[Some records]
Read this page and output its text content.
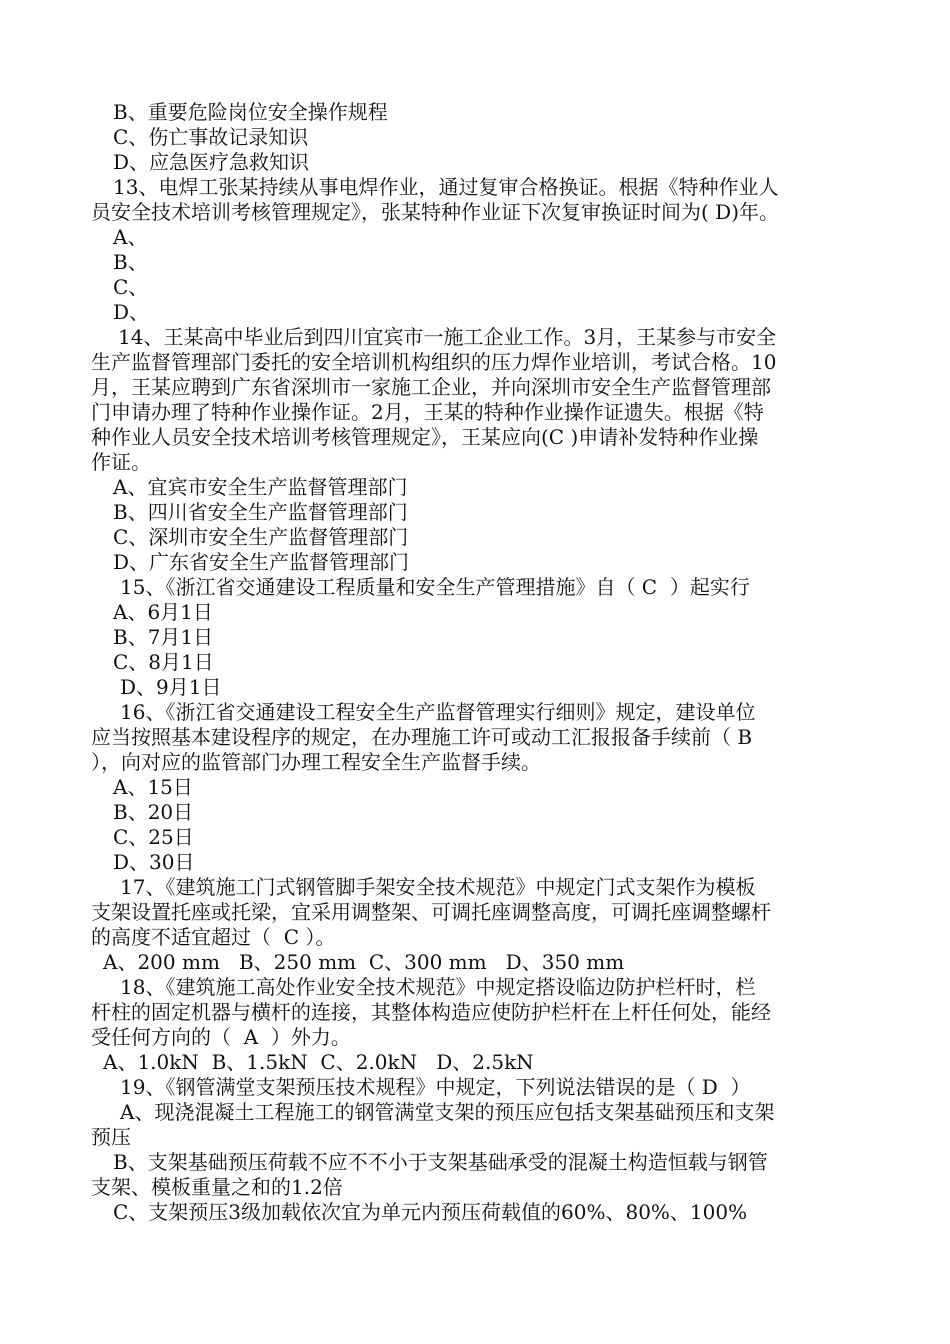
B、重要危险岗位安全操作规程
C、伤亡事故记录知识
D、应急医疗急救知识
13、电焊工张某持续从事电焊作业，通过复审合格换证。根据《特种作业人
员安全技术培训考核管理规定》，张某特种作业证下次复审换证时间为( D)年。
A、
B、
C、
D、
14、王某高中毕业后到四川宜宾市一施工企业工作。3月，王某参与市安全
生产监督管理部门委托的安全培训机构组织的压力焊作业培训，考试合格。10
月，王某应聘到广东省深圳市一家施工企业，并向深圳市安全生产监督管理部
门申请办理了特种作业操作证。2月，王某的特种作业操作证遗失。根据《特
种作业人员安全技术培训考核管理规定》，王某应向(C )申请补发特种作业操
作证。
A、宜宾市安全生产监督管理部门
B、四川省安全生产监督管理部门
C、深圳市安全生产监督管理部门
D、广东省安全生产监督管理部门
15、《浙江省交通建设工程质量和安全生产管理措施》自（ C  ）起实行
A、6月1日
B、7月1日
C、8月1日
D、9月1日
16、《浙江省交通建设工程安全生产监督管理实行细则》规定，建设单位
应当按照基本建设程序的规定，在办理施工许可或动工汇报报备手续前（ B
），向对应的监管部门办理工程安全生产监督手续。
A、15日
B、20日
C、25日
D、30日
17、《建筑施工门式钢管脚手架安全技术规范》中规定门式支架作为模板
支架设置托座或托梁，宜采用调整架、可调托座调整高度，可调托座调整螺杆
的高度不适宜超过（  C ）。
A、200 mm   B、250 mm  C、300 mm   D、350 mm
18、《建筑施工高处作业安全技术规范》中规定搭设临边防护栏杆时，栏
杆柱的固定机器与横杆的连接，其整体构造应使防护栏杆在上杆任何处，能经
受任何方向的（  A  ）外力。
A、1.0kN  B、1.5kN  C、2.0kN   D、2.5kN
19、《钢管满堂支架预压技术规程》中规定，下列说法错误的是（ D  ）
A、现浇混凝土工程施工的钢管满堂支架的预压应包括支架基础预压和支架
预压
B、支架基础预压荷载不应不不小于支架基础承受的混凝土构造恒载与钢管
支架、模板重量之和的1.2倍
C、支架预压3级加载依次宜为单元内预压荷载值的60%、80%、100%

* What to produce *
Can the entries above be repeated exactly, without their pictures?

* Exercise solution *
Read this page and output its text content.
B、重要危险岗位安全操作规程
C、伤亡事故记录知识
D、应急医疗急救知识
13、电焊工张某持续从事电焊作业，通过复审合格换证。根据《特种作业人
员安全技术培训考核管理规定》，张某特种作业证下次复审换证时间为( D)年。
A、
B、
C、
D、
14、王某高中毕业后到四川宜宾市一施工企业工作。3月，王某参与市安全
生产监督管理部门委托的安全培训机构组织的压力焊作业培训，考试合格。10
月，王某应聘到广东省深圳市一家施工企业，并向深圳市安全生产监督管理部
门申请办理了特种作业操作证。2月，王某的特种作业操作证遗失。根据《特
种作业人员安全技术培训考核管理规定》，王某应向(C )申请补发特种作业操
作证。
A、宜宾市安全生产监督管理部门
B、四川省安全生产监督管理部门
C、深圳市安全生产监督管理部门
D、广东省安全生产监督管理部门
15、《浙江省交通建设工程质量和安全生产管理措施》自（ C  ）起实行
A、6月1日
B、7月1日
C、8月1日
D、9月1日
16、《浙江省交通建设工程安全生产监督管理实行细则》规定，建设单位
应当按照基本建设程序的规定，在办理施工许可或动工汇报报备手续前（ B
），向对应的监管部门办理工程安全生产监督手续。
A、15日
B、20日
C、25日
D、30日
17、《建筑施工门式钢管脚手架安全技术规范》中规定门式支架作为模板
支架设置托座或托梁，宜采用调整架、可调托座调整高度，可调托座调整螺杆
的高度不适宜超过（  C ）。
A、200 mm   B、250 mm  C、300 mm   D、350 mm
18、《建筑施工高处作业安全技术规范》中规定搭设临边防护栏杆时，栏
杆柱的固定机器与横杆的连接，其整体构造应使防护栏杆在上杆任何处，能经
受任何方向的（  A  ）外力。
A、1.0kN  B、1.5kN  C、2.0kN   D、2.5kN
19、《钢管满堂支架预压技术规程》中规定，下列说法错误的是（ D  ）
A、现浇混凝土工程施工的钢管满堂支架的预压应包括支架基础预压和支架
预压
B、支架基础预压荷载不应不不小于支架基础承受的混凝土构造恒载与钢管
支架、模板重量之和的1.2倍
C、支架预压3级加载依次宜为单元内预压荷载值的60%、80%、100%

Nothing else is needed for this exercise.